_RECORD LIST_.
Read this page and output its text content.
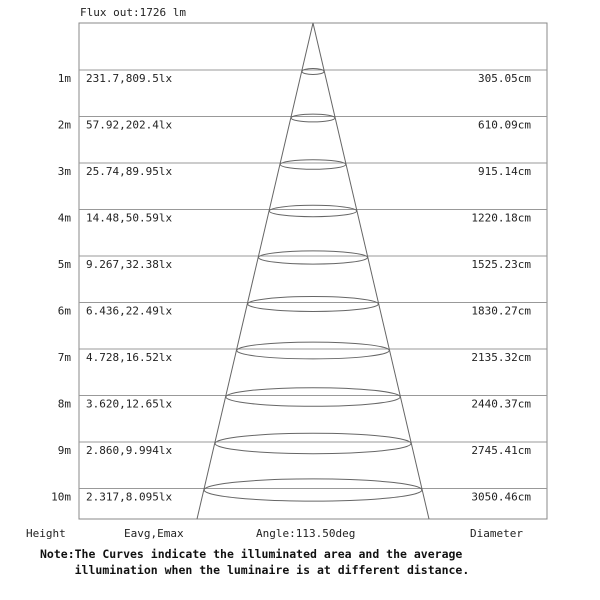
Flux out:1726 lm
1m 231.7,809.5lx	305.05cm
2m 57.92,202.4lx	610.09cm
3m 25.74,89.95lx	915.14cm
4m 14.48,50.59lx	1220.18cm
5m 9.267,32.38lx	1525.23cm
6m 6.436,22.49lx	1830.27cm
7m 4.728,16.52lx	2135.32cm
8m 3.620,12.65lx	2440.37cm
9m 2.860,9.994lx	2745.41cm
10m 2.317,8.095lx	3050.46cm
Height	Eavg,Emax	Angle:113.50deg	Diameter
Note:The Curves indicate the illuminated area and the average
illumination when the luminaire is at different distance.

_REQUIRED WORK_. Print the complete listing exactly as it stands, without its pictures.

_RESPONSE FOR THIS EXERCISE_.
Read this page and output its text content.
Flux out:1726 lm
1m 231.7,809.5lx	305.05cm
2m 57.92,202.4lx	610.09cm
3m 25.74,89.95lx	915.14cm
4m 14.48,50.59lx	1220.18cm
5m 9.267,32.38lx	1525.23cm
6m 6.436,22.49lx	1830.27cm
7m 4.728,16.52lx	2135.32cm
8m 3.620,12.65lx	2440.37cm
9m 2.860,9.994lx	2745.41cm
10m 2.317,8.095lx	3050.46cm
Height	Eavg,Emax	Angle:113.50deg	Diameter
Note:The Curves indicate the illuminated area and the average
illumination when the luminaire is at different distance.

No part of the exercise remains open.